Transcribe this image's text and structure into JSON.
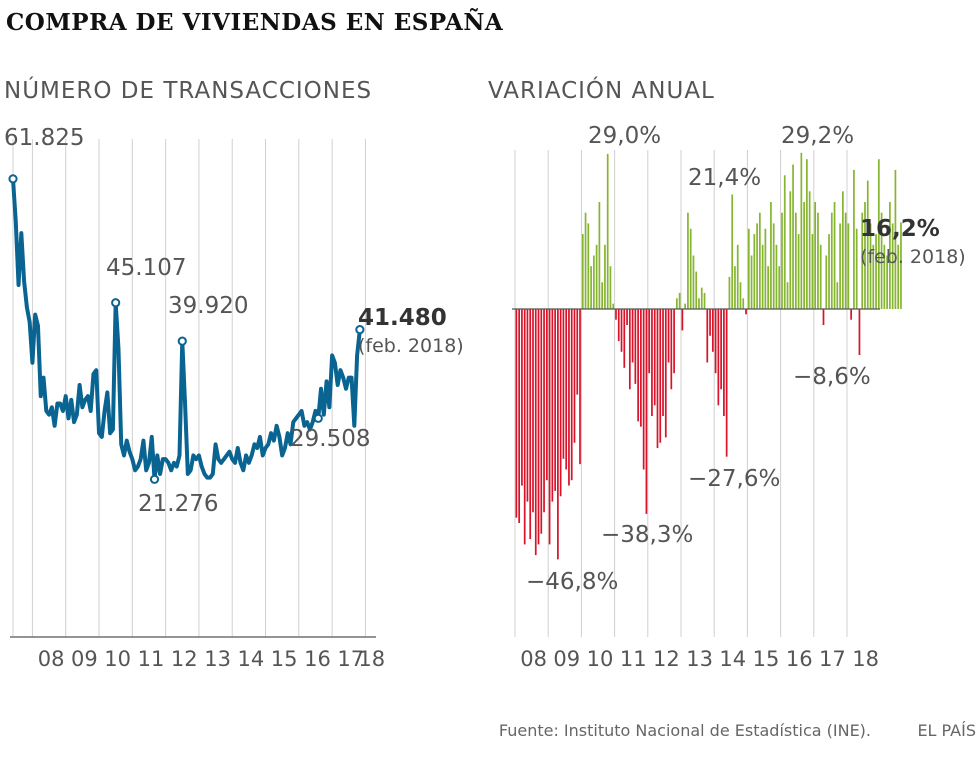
{
  "title": "COMPRA DE VIVIENDAS EN ESPAÑA",
  "source": "Fuente: Instituto Nacional de Estadística (INE).",
  "publisher": "EL PAÍS",
  "colors": {
    "line": "#0a6491",
    "positive": "#86b531",
    "negative": "#d7142a",
    "grid": "#d0d0d0",
    "axis": "#555555"
  },
  "chart_data": [
    {
      "type": "line",
      "title": "NÚMERO DE TRANSACCIONES",
      "xlabel": "",
      "ylabel": "",
      "ylim": [
        0,
        64500
      ],
      "x_ticks": [
        "08",
        "09",
        "10",
        "11",
        "12",
        "13",
        "14",
        "15",
        "16",
        "17",
        "18"
      ],
      "start": "2007-06",
      "series": [
        {
          "name": "Transacciones",
          "values": [
            61825,
            56000,
            47500,
            54500,
            48000,
            44500,
            42500,
            37000,
            43500,
            42000,
            32500,
            35000,
            30500,
            30000,
            31000,
            28500,
            31500,
            31500,
            30500,
            32500,
            29500,
            32000,
            29000,
            30000,
            34000,
            31000,
            32000,
            32500,
            30500,
            35500,
            36000,
            27500,
            27000,
            30500,
            33000,
            27500,
            28000,
            45107,
            39000,
            26000,
            24500,
            26500,
            25000,
            24000,
            22500,
            23000,
            24000,
            26500,
            22500,
            23500,
            27000,
            21276,
            24500,
            22000,
            24000,
            24000,
            23500,
            22500,
            23500,
            23000,
            24500,
            39920,
            31500,
            22000,
            22500,
            24500,
            24000,
            24500,
            23000,
            22000,
            21500,
            21500,
            22000,
            26000,
            24000,
            23500,
            24000,
            24500,
            25000,
            24000,
            23500,
            25500,
            23500,
            22500,
            24500,
            23500,
            24500,
            26000,
            25500,
            27000,
            24500,
            25500,
            26000,
            27500,
            26500,
            28500,
            27000,
            24500,
            25500,
            27500,
            26000,
            29000,
            29500,
            30000,
            30500,
            28500,
            29000,
            28000,
            29000,
            30500,
            29508,
            33500,
            30000,
            34500,
            31000,
            38000,
            37000,
            34000,
            36000,
            35000,
            33500,
            35000,
            35000,
            28500,
            38000,
            41480
          ],
          "annotations": [
            {
              "label": "61.825",
              "value": 61825
            },
            {
              "label": "45.107",
              "value": 45107
            },
            {
              "label": "21.276",
              "value": 21276
            },
            {
              "label": "39.920",
              "value": 39920
            },
            {
              "label": "29.508",
              "value": 29508
            },
            {
              "label": "41.480",
              "value": 41480,
              "note": "(feb. 2018)"
            }
          ]
        }
      ]
    },
    {
      "type": "bar",
      "title": "VARIACIÓN ANUAL",
      "xlabel": "",
      "ylabel": "%",
      "ylim": [
        -60,
        30
      ],
      "x_ticks": [
        "08",
        "09",
        "10",
        "11",
        "12",
        "13",
        "14",
        "15",
        "16",
        "17",
        "18"
      ],
      "start": "2008-01",
      "series": [
        {
          "name": "Variación anual (%)",
          "values": [
            -39,
            -40,
            -33,
            -44,
            -36,
            -43,
            -38,
            -46,
            -44,
            -42,
            -38,
            -32,
            -44,
            -36,
            -34,
            -46.8,
            -35,
            -28,
            -30,
            -33,
            -32,
            -25,
            -16,
            -29,
            14,
            18,
            16,
            8,
            10,
            12,
            20,
            5,
            12,
            29.0,
            8,
            1,
            -2,
            -6,
            -8,
            -11,
            -3,
            -15,
            -10,
            -14,
            -21,
            -22,
            -30,
            -38.3,
            -12,
            -20,
            -18,
            -26,
            -25,
            -20,
            -24,
            -10,
            -15,
            -12,
            2,
            3,
            -4,
            1,
            18,
            15,
            10,
            7,
            2,
            4,
            3,
            -10,
            -5,
            -8,
            -12,
            -18,
            -15,
            -20,
            -27.6,
            6,
            21.4,
            8,
            12,
            5,
            2,
            -1,
            15,
            10,
            14,
            16,
            18,
            12,
            15,
            8,
            20,
            16,
            12,
            8,
            18,
            25,
            5,
            22,
            27,
            18,
            14,
            29.2,
            20,
            28,
            22,
            14,
            20,
            18,
            12,
            -3,
            10,
            14,
            18,
            20,
            5,
            16,
            22,
            18,
            16,
            -2,
            26,
            15,
            -8.6,
            18,
            20,
            24,
            16,
            12,
            14,
            28,
            18,
            12,
            10,
            20,
            16,
            26,
            12,
            16.2
          ],
          "annotations": [
            {
              "label": "29,0%",
              "value": 29.0
            },
            {
              "label": "−46,8%",
              "value": -46.8
            },
            {
              "label": "−38,3%",
              "value": -38.3
            },
            {
              "label": "21,4%",
              "value": 21.4
            },
            {
              "label": "−27,6%",
              "value": -27.6
            },
            {
              "label": "29,2%",
              "value": 29.2
            },
            {
              "label": "−8,6%",
              "value": -8.6
            },
            {
              "label": "16,2%",
              "value": 16.2,
              "note": "(feb. 2018)"
            }
          ]
        }
      ]
    }
  ]
}
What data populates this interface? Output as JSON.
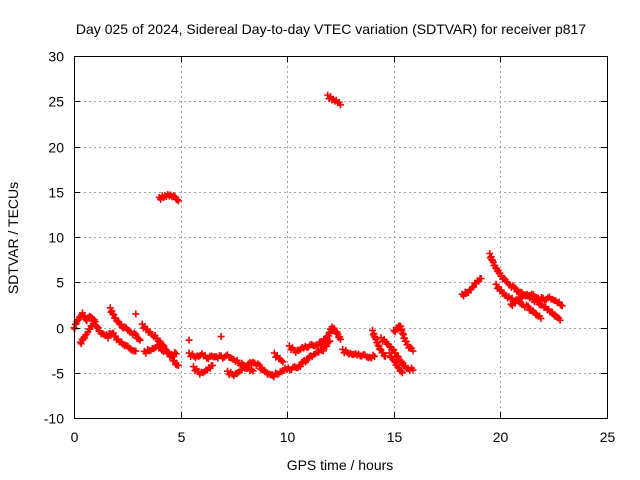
{
  "chart_data": {
    "type": "scatter",
    "title": "Day 025 of 2024, Sidereal Day-to-day VTEC variation (SDTVAR) for receiver p817",
    "xlabel": "GPS time / hours",
    "ylabel": "SDTVAR / TECUs",
    "xlim": [
      0,
      25
    ],
    "ylim": [
      -10,
      30
    ],
    "xticks": [
      0,
      5,
      10,
      15,
      20,
      25
    ],
    "yticks": [
      -10,
      -5,
      0,
      5,
      10,
      15,
      20,
      25,
      30
    ],
    "grid": true,
    "marker": "+",
    "color": "#ff0000",
    "series": [
      {
        "name": "SDTVAR",
        "segments": [
          [
            [
              0.0,
              -0.2
            ],
            [
              0.2,
              1.0
            ],
            [
              0.4,
              1.5
            ],
            [
              0.6,
              0.8
            ],
            [
              0.8,
              1.2
            ],
            [
              1.0,
              0.5
            ],
            [
              1.2,
              -0.5
            ],
            [
              1.4,
              -0.8
            ],
            [
              1.6,
              -1.0
            ],
            [
              1.8,
              -0.5
            ],
            [
              2.0,
              -1.2
            ],
            [
              2.3,
              -1.8
            ],
            [
              2.6,
              -2.2
            ],
            [
              2.9,
              -2.6
            ]
          ],
          [
            [
              0.3,
              -1.8
            ],
            [
              0.5,
              -1.0
            ],
            [
              0.7,
              -0.3
            ],
            [
              0.9,
              0.4
            ]
          ],
          [
            [
              1.7,
              2.0
            ],
            [
              1.9,
              1.2
            ],
            [
              2.1,
              0.5
            ],
            [
              2.3,
              0.0
            ],
            [
              2.6,
              -0.4
            ],
            [
              2.9,
              -0.9
            ],
            [
              3.1,
              -1.4
            ]
          ],
          [
            [
              3.2,
              0.2
            ],
            [
              3.5,
              -0.4
            ],
            [
              3.8,
              -1.0
            ],
            [
              4.1,
              -1.9
            ],
            [
              4.4,
              -2.7
            ],
            [
              4.7,
              -3.8
            ],
            [
              4.9,
              -4.2
            ]
          ],
          [
            [
              3.3,
              -2.8
            ],
            [
              3.6,
              -2.4
            ],
            [
              3.9,
              -2.1
            ],
            [
              4.2,
              -2.6
            ],
            [
              4.5,
              -3.0
            ],
            [
              4.8,
              -2.9
            ]
          ],
          [
            [
              4.0,
              14.2
            ],
            [
              4.2,
              14.5
            ],
            [
              4.4,
              14.6
            ],
            [
              4.6,
              14.5
            ],
            [
              4.8,
              14.2
            ],
            [
              4.9,
              14.0
            ]
          ],
          [
            [
              5.4,
              -3.0
            ],
            [
              5.7,
              -3.2
            ],
            [
              6.0,
              -3.0
            ],
            [
              6.3,
              -3.4
            ],
            [
              6.6,
              -3.2
            ],
            [
              6.9,
              -3.3
            ],
            [
              7.2,
              -3.1
            ],
            [
              7.5,
              -3.6
            ],
            [
              7.8,
              -4.0
            ],
            [
              8.1,
              -4.4
            ],
            [
              8.4,
              -4.8
            ]
          ],
          [
            [
              5.6,
              -4.5
            ],
            [
              5.9,
              -5.0
            ],
            [
              6.2,
              -4.8
            ],
            [
              6.5,
              -4.2
            ]
          ],
          [
            [
              7.2,
              -5.0
            ],
            [
              7.5,
              -5.2
            ],
            [
              7.8,
              -4.8
            ],
            [
              8.1,
              -4.3
            ],
            [
              8.4,
              -3.8
            ],
            [
              8.7,
              -4.3
            ],
            [
              9.0,
              -5.0
            ],
            [
              9.3,
              -5.3
            ]
          ],
          [
            [
              9.3,
              -5.4
            ],
            [
              9.6,
              -5.0
            ],
            [
              9.9,
              -4.6
            ],
            [
              10.2,
              -4.6
            ],
            [
              10.5,
              -4.4
            ],
            [
              10.8,
              -3.8
            ],
            [
              11.1,
              -3.2
            ],
            [
              11.4,
              -2.8
            ],
            [
              11.7,
              -2.4
            ],
            [
              12.0,
              -1.5
            ]
          ],
          [
            [
              9.4,
              -3.0
            ],
            [
              9.8,
              -3.8
            ]
          ],
          [
            [
              10.1,
              -2.2
            ],
            [
              10.4,
              -2.6
            ],
            [
              10.7,
              -2.3
            ],
            [
              11.0,
              -2.1
            ],
            [
              11.3,
              -2.0
            ],
            [
              11.6,
              -1.7
            ],
            [
              11.9,
              -1.0
            ],
            [
              12.1,
              0.0
            ],
            [
              12.3,
              -0.5
            ],
            [
              12.5,
              -1.3
            ]
          ],
          [
            [
              11.9,
              25.5
            ],
            [
              12.1,
              25.3
            ],
            [
              12.3,
              25.0
            ],
            [
              12.5,
              24.6
            ]
          ],
          [
            [
              12.6,
              -2.6
            ],
            [
              12.9,
              -2.8
            ],
            [
              13.2,
              -3.0
            ],
            [
              13.5,
              -3.1
            ],
            [
              13.8,
              -3.3
            ],
            [
              14.1,
              -3.2
            ]
          ],
          [
            [
              14.0,
              -0.5
            ],
            [
              14.2,
              -1.5
            ],
            [
              14.4,
              -2.6
            ],
            [
              14.6,
              -3.2
            ]
          ],
          [
            [
              14.4,
              -1.3
            ],
            [
              14.7,
              -1.7
            ],
            [
              15.0,
              -2.6
            ],
            [
              15.3,
              -3.8
            ],
            [
              15.6,
              -4.5
            ],
            [
              15.9,
              -4.7
            ]
          ],
          [
            [
              15.0,
              -0.5
            ],
            [
              15.3,
              0.3
            ],
            [
              15.5,
              -1.3
            ],
            [
              15.7,
              -2.2
            ],
            [
              15.9,
              -2.6
            ]
          ],
          [
            [
              14.8,
              -3.0
            ],
            [
              15.1,
              -4.0
            ],
            [
              15.4,
              -5.0
            ]
          ],
          [
            [
              18.2,
              3.5
            ],
            [
              18.5,
              4.0
            ],
            [
              18.8,
              4.8
            ],
            [
              19.1,
              5.4
            ]
          ],
          [
            [
              19.5,
              8.0
            ],
            [
              19.7,
              7.0
            ],
            [
              19.9,
              6.2
            ],
            [
              20.1,
              5.4
            ],
            [
              20.4,
              4.8
            ],
            [
              20.7,
              4.2
            ],
            [
              21.0,
              3.8
            ],
            [
              21.3,
              3.4
            ],
            [
              21.6,
              3.0
            ],
            [
              21.9,
              2.6
            ],
            [
              22.2,
              2.1
            ],
            [
              22.5,
              1.5
            ],
            [
              22.8,
              0.8
            ]
          ],
          [
            [
              19.8,
              4.6
            ],
            [
              20.1,
              3.9
            ],
            [
              20.4,
              3.3
            ],
            [
              20.7,
              2.9
            ],
            [
              21.0,
              2.6
            ],
            [
              21.3,
              2.2
            ],
            [
              21.6,
              1.6
            ],
            [
              21.9,
              1.0
            ]
          ],
          [
            [
              20.5,
              2.4
            ],
            [
              20.8,
              3.2
            ],
            [
              21.1,
              3.5
            ],
            [
              21.4,
              3.6
            ],
            [
              21.7,
              3.3
            ],
            [
              22.0,
              3.1
            ],
            [
              22.3,
              3.3
            ],
            [
              22.6,
              2.9
            ],
            [
              22.9,
              2.4
            ]
          ]
        ],
        "isolated": [
          [
            2.9,
            1.5
          ],
          [
            5.4,
            -1.4
          ],
          [
            6.9,
            -1.0
          ],
          [
            4.4,
            -2.8
          ]
        ]
      }
    ]
  }
}
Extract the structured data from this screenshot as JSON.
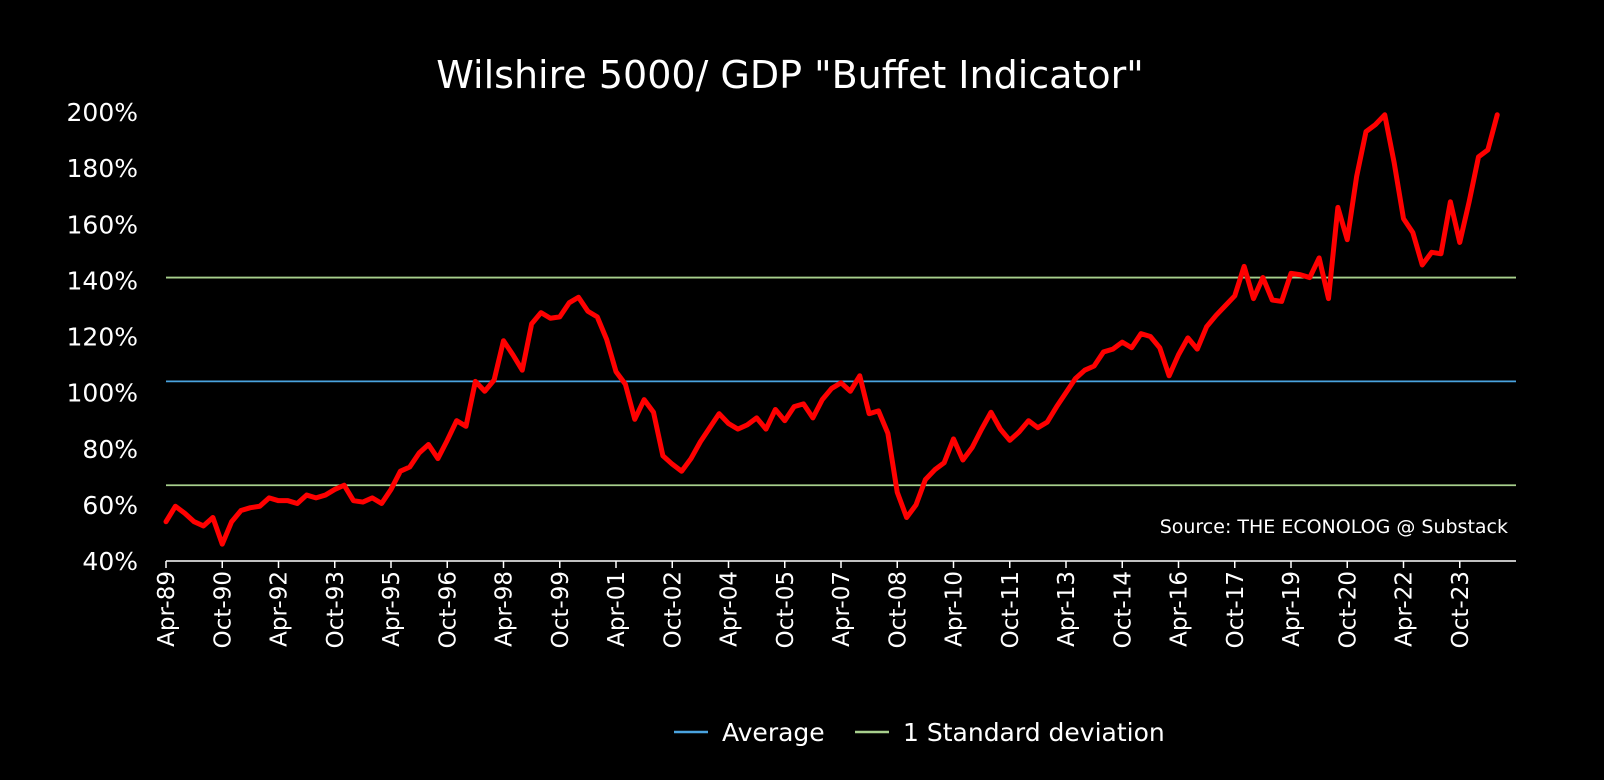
{
  "chart_data": {
    "type": "line",
    "title": "Wilshire 5000/ GDP \"Buffet Indicator\"",
    "xlabel": "",
    "ylabel": "",
    "ylim": [
      40,
      200
    ],
    "y_ticks": [
      "200%",
      "180%",
      "160%",
      "140%",
      "120%",
      "100%",
      "80%",
      "60%",
      "40%"
    ],
    "y_tick_values": [
      200,
      180,
      160,
      140,
      120,
      100,
      80,
      60,
      40
    ],
    "x_tick_labels": [
      "Apr-89",
      "Oct-90",
      "Apr-92",
      "Oct-93",
      "Apr-95",
      "Oct-96",
      "Apr-98",
      "Oct-99",
      "Apr-01",
      "Oct-02",
      "Apr-04",
      "Oct-05",
      "Apr-07",
      "Oct-08",
      "Apr-10",
      "Oct-11",
      "Apr-13",
      "Oct-14",
      "Apr-16",
      "Oct-17",
      "Apr-19",
      "Oct-20",
      "Apr-22",
      "Oct-23"
    ],
    "x_tick_index": [
      0,
      6,
      12,
      18,
      24,
      30,
      36,
      42,
      48,
      54,
      60,
      66,
      72,
      78,
      84,
      90,
      96,
      102,
      108,
      114,
      120,
      126,
      132,
      138
    ],
    "x_count": 145,
    "series": [
      {
        "color": "#ff0000",
        "values": [
          54,
          59.5,
          57,
          54,
          52.5,
          55.5,
          46,
          54,
          58,
          59,
          59.5,
          62.5,
          61.5,
          61.5,
          60.5,
          63.5,
          62.5,
          63.5,
          65.5,
          67,
          61.5,
          61,
          62.5,
          60.5,
          65.5,
          72,
          73.5,
          78.5,
          81.5,
          76.5,
          83,
          90,
          88,
          104,
          100.5,
          104.5,
          118.5,
          113.5,
          108,
          124.5,
          128.5,
          126.5,
          127,
          132,
          134,
          129,
          127,
          119,
          107.5,
          103,
          90.5,
          97.5,
          93,
          77.5,
          74.5,
          72,
          76.5,
          82.5,
          87.5,
          92.5,
          89,
          87,
          88.5,
          91,
          87,
          94,
          90,
          95,
          96,
          91,
          97.5,
          101.5,
          103.5,
          100.5,
          106,
          92.5,
          93.5,
          85.5,
          64.5,
          55.5,
          60,
          69,
          72.5,
          75,
          83.5,
          76,
          80.5,
          87,
          93,
          87,
          83,
          86,
          90,
          87.5,
          89.5,
          95,
          100,
          105,
          108,
          109.5,
          114.5,
          115.5,
          118,
          116,
          121,
          120,
          116,
          106,
          113.5,
          119.5,
          115.5,
          123.5,
          127.5,
          131,
          134.5,
          145,
          133.5,
          141,
          133,
          132.5,
          142.5,
          142,
          141,
          148,
          133.5,
          166,
          154.5,
          177,
          193,
          195.5,
          199,
          182,
          162,
          157,
          145.5,
          150,
          149.5,
          168,
          153.5,
          168,
          184,
          186.5,
          199
        ]
      }
    ],
    "reference_lines": [
      {
        "name": "Average",
        "value": 104,
        "color": "#4aa3df"
      },
      {
        "name": "1 Standard deviation",
        "value": 141,
        "color": "#a8d08d"
      },
      {
        "name": "1 Standard deviation",
        "value": 67,
        "color": "#a8d08d"
      }
    ],
    "legend": {
      "placement": "bottom-center",
      "items": [
        {
          "label": "Average",
          "color": "#4aa3df"
        },
        {
          "label": "1 Standard deviation",
          "color": "#a8d08d"
        }
      ]
    },
    "annotation": "Source: THE ECONOLOG @ Substack",
    "grid": false,
    "background": "#000000"
  }
}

Aim of the exercise ▸ From the entries above, select each line containing the string "xlabel".

Answer for this exercise ▸
      "xlabel": "",
      "xlabel": "",
    "xlabel": "GPS time / hours",
    "xlabel": "",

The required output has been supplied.